→ What needs to be done: Identify each line containing the word "墨水瓶受到的重力和桌面受到的压力是一对平衡力" and copy it.

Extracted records
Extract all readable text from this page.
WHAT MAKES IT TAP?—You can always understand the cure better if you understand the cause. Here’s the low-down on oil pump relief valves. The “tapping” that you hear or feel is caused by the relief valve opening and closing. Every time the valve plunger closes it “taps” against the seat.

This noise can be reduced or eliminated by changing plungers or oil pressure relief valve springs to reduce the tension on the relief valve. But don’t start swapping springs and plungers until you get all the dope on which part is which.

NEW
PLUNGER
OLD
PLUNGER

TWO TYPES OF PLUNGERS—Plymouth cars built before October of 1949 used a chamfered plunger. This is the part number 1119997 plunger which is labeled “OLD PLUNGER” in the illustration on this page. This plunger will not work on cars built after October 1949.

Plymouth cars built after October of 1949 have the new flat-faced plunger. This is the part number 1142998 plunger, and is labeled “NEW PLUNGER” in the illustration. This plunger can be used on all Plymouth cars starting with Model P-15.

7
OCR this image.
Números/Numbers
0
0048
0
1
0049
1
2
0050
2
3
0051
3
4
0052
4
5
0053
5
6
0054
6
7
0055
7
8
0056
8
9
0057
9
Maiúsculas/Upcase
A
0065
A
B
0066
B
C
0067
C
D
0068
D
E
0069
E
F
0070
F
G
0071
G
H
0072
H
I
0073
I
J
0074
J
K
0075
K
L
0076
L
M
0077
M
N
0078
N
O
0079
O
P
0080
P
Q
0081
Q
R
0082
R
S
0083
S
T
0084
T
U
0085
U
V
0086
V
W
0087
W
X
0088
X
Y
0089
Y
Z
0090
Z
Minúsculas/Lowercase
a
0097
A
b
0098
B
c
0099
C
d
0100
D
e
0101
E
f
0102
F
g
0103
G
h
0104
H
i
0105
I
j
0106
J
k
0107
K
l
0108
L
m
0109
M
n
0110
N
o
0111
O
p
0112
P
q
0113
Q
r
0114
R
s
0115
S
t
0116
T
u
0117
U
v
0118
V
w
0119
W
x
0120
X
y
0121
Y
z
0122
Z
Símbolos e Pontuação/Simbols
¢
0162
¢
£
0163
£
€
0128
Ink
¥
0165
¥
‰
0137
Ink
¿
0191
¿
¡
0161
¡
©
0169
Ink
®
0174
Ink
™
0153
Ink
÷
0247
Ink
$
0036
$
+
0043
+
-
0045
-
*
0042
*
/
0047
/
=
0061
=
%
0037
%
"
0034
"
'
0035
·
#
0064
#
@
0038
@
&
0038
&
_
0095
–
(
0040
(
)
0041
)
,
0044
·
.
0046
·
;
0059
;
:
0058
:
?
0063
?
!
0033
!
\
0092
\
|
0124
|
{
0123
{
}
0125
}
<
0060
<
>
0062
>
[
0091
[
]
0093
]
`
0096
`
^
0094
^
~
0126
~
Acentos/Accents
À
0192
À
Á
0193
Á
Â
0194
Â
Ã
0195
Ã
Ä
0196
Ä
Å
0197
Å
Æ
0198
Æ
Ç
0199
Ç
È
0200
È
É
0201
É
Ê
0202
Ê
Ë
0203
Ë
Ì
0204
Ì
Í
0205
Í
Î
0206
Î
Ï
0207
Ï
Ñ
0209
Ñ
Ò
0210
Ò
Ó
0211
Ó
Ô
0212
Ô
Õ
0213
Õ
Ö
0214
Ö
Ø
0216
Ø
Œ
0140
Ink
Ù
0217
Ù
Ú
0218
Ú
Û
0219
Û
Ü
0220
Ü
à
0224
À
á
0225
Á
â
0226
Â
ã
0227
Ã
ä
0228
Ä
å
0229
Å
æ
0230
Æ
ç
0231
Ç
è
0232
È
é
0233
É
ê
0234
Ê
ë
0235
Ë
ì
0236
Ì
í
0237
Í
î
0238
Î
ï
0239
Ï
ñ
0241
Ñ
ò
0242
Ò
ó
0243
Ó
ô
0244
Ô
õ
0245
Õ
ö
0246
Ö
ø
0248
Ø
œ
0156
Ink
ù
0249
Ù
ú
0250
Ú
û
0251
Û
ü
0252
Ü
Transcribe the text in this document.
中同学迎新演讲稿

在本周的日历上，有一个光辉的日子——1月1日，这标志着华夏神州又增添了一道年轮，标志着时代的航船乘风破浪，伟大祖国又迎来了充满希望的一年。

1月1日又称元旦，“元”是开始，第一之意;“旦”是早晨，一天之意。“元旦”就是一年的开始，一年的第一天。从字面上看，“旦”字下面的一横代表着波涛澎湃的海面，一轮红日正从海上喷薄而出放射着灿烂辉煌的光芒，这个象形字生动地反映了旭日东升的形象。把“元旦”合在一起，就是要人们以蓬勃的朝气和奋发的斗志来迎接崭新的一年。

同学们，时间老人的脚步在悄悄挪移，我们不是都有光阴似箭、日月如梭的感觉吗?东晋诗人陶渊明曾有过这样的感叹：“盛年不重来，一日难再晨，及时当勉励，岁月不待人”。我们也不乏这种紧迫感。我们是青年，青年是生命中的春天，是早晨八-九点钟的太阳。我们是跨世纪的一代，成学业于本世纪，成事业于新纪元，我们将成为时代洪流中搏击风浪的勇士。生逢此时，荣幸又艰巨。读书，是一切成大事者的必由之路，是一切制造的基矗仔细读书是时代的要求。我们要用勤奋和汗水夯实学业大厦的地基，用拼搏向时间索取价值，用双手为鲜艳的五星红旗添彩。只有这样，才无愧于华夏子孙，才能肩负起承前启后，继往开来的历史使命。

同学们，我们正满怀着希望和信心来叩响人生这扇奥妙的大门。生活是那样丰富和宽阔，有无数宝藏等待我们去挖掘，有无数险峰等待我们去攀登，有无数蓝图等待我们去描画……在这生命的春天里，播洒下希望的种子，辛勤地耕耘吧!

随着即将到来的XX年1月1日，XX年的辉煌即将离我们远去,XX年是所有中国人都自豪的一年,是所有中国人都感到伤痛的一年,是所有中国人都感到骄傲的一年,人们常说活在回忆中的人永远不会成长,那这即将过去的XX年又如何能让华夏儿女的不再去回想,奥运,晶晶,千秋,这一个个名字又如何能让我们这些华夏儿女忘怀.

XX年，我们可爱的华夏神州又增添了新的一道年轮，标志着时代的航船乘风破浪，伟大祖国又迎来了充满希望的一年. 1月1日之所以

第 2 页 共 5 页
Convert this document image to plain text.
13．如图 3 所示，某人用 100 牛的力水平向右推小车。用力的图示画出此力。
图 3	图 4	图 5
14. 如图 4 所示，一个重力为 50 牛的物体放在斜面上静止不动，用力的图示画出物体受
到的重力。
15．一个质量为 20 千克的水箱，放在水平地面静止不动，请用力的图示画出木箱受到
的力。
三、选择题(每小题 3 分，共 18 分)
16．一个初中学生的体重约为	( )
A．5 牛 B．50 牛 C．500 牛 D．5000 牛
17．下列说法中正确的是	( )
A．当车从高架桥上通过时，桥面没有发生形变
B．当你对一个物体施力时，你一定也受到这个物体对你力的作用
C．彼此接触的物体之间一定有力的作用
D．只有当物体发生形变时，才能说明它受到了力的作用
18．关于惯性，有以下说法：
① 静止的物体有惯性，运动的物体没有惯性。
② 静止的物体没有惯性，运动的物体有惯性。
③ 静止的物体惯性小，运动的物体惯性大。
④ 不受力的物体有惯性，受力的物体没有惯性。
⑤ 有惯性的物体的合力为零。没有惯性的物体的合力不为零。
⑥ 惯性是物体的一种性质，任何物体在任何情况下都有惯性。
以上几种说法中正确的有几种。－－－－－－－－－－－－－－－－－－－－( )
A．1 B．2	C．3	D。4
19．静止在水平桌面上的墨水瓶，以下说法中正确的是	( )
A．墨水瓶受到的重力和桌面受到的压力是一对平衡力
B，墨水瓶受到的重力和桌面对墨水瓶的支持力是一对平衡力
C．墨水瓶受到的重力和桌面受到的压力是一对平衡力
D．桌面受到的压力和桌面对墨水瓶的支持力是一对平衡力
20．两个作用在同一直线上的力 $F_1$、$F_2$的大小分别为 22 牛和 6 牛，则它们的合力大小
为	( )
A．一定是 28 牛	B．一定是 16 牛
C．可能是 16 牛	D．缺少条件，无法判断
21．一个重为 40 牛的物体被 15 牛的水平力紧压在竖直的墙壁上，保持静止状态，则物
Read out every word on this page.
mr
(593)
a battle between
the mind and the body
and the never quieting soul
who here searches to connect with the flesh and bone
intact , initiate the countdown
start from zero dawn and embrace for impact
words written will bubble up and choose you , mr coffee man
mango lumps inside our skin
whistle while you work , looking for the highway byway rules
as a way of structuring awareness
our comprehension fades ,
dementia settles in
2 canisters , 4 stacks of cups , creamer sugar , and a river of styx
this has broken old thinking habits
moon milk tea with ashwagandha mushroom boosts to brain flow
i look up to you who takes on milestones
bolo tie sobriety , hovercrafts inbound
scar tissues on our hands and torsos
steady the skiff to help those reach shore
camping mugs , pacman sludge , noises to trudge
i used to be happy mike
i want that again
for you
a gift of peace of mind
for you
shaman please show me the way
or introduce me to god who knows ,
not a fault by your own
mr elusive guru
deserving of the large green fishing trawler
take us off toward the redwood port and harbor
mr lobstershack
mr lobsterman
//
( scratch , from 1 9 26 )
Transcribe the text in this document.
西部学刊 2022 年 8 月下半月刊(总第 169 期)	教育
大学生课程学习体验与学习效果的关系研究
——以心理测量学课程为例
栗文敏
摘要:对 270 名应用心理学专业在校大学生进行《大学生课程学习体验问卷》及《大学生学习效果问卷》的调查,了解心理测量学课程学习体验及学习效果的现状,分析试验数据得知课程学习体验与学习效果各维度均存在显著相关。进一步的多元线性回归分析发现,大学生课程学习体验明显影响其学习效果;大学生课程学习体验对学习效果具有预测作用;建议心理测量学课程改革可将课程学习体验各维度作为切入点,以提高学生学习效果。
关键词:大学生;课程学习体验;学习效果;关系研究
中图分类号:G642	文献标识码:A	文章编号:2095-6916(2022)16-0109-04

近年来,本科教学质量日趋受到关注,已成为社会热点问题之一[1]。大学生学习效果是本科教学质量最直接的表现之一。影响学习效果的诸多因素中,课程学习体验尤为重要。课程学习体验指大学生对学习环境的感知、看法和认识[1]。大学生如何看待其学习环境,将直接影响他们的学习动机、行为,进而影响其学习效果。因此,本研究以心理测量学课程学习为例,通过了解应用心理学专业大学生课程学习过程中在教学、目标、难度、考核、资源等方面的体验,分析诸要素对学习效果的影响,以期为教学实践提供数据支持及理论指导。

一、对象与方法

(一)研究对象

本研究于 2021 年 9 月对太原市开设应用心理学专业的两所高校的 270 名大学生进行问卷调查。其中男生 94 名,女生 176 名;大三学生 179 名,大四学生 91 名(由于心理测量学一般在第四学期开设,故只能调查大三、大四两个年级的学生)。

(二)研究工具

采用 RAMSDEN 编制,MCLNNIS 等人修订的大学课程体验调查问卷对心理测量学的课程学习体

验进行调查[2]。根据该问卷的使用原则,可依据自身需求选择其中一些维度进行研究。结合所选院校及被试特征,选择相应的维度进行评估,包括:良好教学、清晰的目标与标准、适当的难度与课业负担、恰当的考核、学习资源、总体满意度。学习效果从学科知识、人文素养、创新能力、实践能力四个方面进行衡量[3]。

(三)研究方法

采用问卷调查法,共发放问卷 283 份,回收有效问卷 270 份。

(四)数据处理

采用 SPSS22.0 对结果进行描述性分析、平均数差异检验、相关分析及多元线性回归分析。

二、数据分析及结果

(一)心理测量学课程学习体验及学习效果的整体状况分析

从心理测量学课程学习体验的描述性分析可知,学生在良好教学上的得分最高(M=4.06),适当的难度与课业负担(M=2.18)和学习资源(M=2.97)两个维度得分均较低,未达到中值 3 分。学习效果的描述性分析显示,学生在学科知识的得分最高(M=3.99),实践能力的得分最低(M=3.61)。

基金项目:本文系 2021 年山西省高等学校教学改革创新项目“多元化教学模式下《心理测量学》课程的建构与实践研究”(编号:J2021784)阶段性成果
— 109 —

→ Exercise answer:
A．墨水瓶受到的重力和桌面受到的压力是一对平衡力
C．墨水瓶受到的重力和桌面受到的压力是一对平衡力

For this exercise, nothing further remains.